▸ Data for processing
====

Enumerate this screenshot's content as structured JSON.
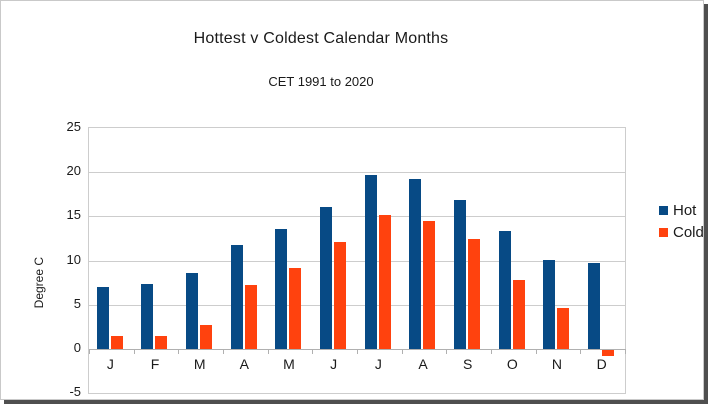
{
  "frame": {
    "background": "#ffffff",
    "border_color": "#c9c9c9",
    "shadow_color": "#4f4f4f"
  },
  "colors": {
    "hot_bar": "#074a85",
    "cold_bar": "#ff420e",
    "gridline": "#cdcdcd",
    "zero_axis": "#b0b0b0",
    "text": "#1a1a1a"
  },
  "chart_data": {
    "type": "bar",
    "title": "Hottest v Coldest Calendar Months",
    "subtitle": "CET 1991 to 2020",
    "ylabel": "Degree C",
    "xlabel": "",
    "categories": [
      "J",
      "F",
      "M",
      "A",
      "M",
      "J",
      "J",
      "A",
      "S",
      "O",
      "N",
      "D"
    ],
    "series": [
      {
        "name": "Hot",
        "color": "#074a85",
        "values": [
          7.0,
          7.3,
          8.6,
          11.8,
          13.6,
          16.1,
          19.7,
          19.2,
          16.8,
          13.3,
          10.1,
          9.7
        ]
      },
      {
        "name": "Cold",
        "color": "#ff420e",
        "values": [
          1.4,
          1.5,
          2.7,
          7.2,
          9.1,
          12.1,
          15.2,
          14.5,
          12.4,
          7.8,
          4.6,
          -0.7
        ]
      }
    ],
    "ylim": [
      -5,
      25
    ],
    "yticks": [
      25,
      20,
      15,
      10,
      5,
      0,
      -5
    ],
    "grid": true,
    "legend_position": "right",
    "legend_labels": [
      "Hot",
      "Cold"
    ]
  }
}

====

All of the entries above should be duplicated exactly, except for the pictures.

Enumerate this screenshot's content as structured JSON.
{
  "frame": {
    "background": "#ffffff",
    "border_color": "#c9c9c9",
    "shadow_color": "#4f4f4f"
  },
  "colors": {
    "hot_bar": "#074a85",
    "cold_bar": "#ff420e",
    "gridline": "#cdcdcd",
    "zero_axis": "#b0b0b0",
    "text": "#1a1a1a"
  },
  "chart_data": {
    "type": "bar",
    "title": "Hottest v Coldest Calendar Months",
    "subtitle": "CET 1991 to 2020",
    "ylabel": "Degree C",
    "xlabel": "",
    "categories": [
      "J",
      "F",
      "M",
      "A",
      "M",
      "J",
      "J",
      "A",
      "S",
      "O",
      "N",
      "D"
    ],
    "series": [
      {
        "name": "Hot",
        "color": "#074a85",
        "values": [
          7.0,
          7.3,
          8.6,
          11.8,
          13.6,
          16.1,
          19.7,
          19.2,
          16.8,
          13.3,
          10.1,
          9.7
        ]
      },
      {
        "name": "Cold",
        "color": "#ff420e",
        "values": [
          1.4,
          1.5,
          2.7,
          7.2,
          9.1,
          12.1,
          15.2,
          14.5,
          12.4,
          7.8,
          4.6,
          -0.7
        ]
      }
    ],
    "ylim": [
      -5,
      25
    ],
    "yticks": [
      25,
      20,
      15,
      10,
      5,
      0,
      -5
    ],
    "grid": true,
    "legend_position": "right",
    "legend_labels": [
      "Hot",
      "Cold"
    ]
  }
}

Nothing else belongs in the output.